-- Arbeitsanweisungen --
**1)** Geben Sie aus dem Textauszug zur Qualité Fleurier die Passage von "Kaum eine Qualitätssiegel" bis "fertige Uhren initiiert." wortgetreu wieder.
**2)** Übertragen Sie diesen Satz aus dem Textauszug zur Qualité Fleurier ins Englische: „Die Heimat dieses Qualitätsstempels ist Fleurier, ein kleines Örtchen im Val de Travers in der Nähe von Neuchâtel mit reicher uhrmacherischer Geschichte.“
**3)** Schreiben Sie den Textauszug zur Qualité Fleurier im Anschluss an seinen letzten Satz weiter.

-- Textauszug --
----
Kaum eine Qualitätssiegel erlegt einer Armbanduhr so hohe Anforderungen auf wie die Qualité Fleurier. Die bestandene Chronometerprüfung ist beispielsweise eine Voraussetzung, um überhaupt erst zur Prüfung zugelassen zu werden. Die Heimat dieses Qualitätsstempels ist Fleurier, ein kleines Örtchen im Val de Travers in der Nähe von Neuchâtel mit reicher uhrmacherischer Geschichte. Auch beim Qualité Fleurier wird die gesamte Uhr beurteilt. Die im Juni 2001 gegründete Stiftung Qualité Fleurier ist ein gemeinsames Projekt der Marken Chopard, Parmigiani Fleurier, Bovet Fleurier und Vaucher Manufacture Fleurier; beteiligt sind unter anderem auch der Kanton Neuchâtel und die Kommune Fleurier. Sie haben das erste Qualitätszertifikat für fertige Uhren initiiert.
----
-- Bereitgestellte Angaben --
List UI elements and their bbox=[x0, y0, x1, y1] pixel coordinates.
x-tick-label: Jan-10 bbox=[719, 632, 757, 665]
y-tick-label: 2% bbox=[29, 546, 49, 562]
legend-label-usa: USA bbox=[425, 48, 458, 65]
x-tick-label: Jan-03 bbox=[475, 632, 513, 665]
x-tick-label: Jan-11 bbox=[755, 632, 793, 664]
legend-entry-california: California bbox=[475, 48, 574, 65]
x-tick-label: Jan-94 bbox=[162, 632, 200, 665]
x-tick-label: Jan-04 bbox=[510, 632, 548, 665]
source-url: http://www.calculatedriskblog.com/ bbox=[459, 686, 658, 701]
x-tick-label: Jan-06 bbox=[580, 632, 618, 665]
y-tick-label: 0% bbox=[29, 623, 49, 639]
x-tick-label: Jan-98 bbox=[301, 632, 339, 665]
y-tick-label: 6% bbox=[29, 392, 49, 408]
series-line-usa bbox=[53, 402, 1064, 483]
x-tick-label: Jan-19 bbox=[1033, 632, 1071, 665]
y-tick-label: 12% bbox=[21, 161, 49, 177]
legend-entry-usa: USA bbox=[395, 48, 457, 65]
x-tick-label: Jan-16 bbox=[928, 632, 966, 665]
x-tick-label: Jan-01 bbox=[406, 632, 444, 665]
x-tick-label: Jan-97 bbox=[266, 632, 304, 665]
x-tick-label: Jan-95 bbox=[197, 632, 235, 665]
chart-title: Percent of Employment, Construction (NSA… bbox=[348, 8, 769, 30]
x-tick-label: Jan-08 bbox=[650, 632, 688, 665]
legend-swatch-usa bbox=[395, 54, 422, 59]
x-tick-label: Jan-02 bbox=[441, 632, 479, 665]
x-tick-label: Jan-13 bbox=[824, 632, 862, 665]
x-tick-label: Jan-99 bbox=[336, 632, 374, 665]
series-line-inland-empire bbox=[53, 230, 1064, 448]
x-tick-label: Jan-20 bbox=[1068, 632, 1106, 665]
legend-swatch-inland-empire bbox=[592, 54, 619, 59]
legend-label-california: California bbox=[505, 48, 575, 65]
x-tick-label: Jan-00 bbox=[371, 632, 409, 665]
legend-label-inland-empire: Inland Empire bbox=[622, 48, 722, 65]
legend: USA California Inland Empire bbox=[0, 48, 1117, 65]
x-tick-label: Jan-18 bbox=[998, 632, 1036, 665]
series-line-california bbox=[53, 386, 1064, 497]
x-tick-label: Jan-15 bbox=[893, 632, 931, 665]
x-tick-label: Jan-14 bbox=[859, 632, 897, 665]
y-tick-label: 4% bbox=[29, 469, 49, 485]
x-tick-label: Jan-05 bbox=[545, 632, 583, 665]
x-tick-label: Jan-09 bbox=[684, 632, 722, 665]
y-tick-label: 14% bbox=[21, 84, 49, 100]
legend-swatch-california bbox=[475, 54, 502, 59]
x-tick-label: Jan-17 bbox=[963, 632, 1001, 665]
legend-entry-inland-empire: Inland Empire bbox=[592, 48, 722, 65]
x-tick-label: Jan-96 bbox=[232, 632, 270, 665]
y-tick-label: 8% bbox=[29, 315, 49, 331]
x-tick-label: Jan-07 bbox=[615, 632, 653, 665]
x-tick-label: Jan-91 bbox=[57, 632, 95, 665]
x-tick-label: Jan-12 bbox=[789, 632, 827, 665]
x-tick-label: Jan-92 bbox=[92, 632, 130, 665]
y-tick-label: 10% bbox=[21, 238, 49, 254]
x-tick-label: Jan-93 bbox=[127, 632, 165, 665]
----
-- Lösungen --
**1)**
Kaum eine Qualitätssiegel erlegt einer Armbanduhr so hohe Anforderungen auf wie die Qualité Fleurier. Die bestandene Chronometerprüfung ist beispielsweise eine Voraussetzung, um überhaupt erst zur Prüfung zugelassen zu werden. Die Heimat dieses Qualitätsstempels ist Fleurier, ein kleines Örtchen im Val de Travers in der Nähe von Neuchâtel mit reicher uhrmacherischer Geschichte. Auch beim Qualité Fleurier wird die gesamte Uhr beurteilt. Die im Juni 2001 gegründete Stiftung Qualité Fleurier ist ein gemeinsames Projekt der Marken Chopard, Parmigiani Fleurier, Bovet Fleurier und Vaucher Manufacture Fleurier; beteiligt sind unter anderem auch der Kanton Neuchâtel und die Kommune Fleurier. Sie haben das erste Qualitätszertifikat für fertige Uhren initiiert.

**2)** The home of this quality hallmark is Fleurier, a small village in the Val de Travers near Neuchâtel with a rich watchmaking history.

**3)**
Auf dem Prüfstand steht nämlich nicht nur das Werk, sondern die fertig eingeschalte und mit Armband versehene Uhr, die nach ästhetischen und technischen Regeln geprüft und kritisch begutachtet wird. Das Zertifikat – es wird als Punze in Form der stilisierten Initialen »QF« direkt auf das Werk aufgebracht – kann seit dem Jahr 2004 erworben werden. Dazu müssen Uhren eine Reihe von Anforderungen erfüllen, die dem Kunden Präzision, Langlebigkeit sowie eine exklusive ästhetische Ausführung garantieren sollen. Zunächst muss überhaupt sichergestellt sein, dass die Uhr zu hundert Prozent aus der Schweiz stammt. Dies betrifft aber nur die Uhr selbst, Armband und Schließe unterliegen nicht dieser strengen Definition. Die Uhr selbst besteht nach dieser Definition aus Gehäuse, Zifferblatt, Werk und gegebenenfalls Werkhaltering.
Nur Schweizer Uhren sind zugelassen
Die Herkunft der verwendeten Gehäusematerialien ist offen, Verarbeitung und Finissierung haben jedoch in der Schweiz zu erfolgen. Das betrifft sowohl die Anfertigung der Rohlinge durch Stanzen oder Fräsen wie auch deren Finissierung sowie das Steinesetzen. Auch die Konstruktion, die Entwicklung und der Prototypenbau haben auf Schweizer Gemarkung zu erfolgen. Hierfür sind der Prüfkommission die Lieferanten und Subunternehmen zu benennen, welche für die Fertigung verantwortlich zeichnen. Unterlagen sind auf Verlangen hierfür offenzulegen.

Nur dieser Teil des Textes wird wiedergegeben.